- **Goal**
Copy each line of the records that contains the word "Inflation".

- **Supplied material**
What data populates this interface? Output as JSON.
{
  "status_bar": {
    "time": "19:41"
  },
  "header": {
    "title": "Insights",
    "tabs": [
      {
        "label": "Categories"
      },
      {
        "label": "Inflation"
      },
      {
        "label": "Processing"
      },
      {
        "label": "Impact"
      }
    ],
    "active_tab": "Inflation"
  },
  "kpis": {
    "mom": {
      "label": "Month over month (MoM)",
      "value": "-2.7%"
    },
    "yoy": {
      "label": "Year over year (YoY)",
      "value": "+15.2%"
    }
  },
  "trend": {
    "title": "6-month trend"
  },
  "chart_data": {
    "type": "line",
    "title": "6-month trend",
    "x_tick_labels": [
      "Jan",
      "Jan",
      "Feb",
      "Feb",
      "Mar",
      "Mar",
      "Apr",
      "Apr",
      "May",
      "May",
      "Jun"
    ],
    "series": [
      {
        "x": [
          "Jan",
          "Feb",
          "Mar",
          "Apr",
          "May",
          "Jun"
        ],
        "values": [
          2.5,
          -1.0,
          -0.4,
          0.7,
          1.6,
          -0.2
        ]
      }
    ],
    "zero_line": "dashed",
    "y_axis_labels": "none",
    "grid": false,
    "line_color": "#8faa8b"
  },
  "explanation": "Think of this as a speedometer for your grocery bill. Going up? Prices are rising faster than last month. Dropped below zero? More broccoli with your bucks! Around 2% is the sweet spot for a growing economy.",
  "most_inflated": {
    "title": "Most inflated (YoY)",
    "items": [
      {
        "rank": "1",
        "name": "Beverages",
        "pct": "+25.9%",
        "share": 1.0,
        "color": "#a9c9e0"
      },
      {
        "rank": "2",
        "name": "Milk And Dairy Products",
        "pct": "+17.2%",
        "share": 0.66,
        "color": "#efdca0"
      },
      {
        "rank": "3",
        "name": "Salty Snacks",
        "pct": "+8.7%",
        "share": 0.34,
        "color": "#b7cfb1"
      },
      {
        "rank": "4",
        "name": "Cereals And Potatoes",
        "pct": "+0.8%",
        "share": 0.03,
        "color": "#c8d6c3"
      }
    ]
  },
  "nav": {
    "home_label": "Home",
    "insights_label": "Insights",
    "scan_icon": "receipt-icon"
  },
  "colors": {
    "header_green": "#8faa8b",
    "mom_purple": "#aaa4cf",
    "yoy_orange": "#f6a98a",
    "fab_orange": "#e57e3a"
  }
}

- **Response to the task**
        "label": "Inflation"
    "active_tab": "Inflation"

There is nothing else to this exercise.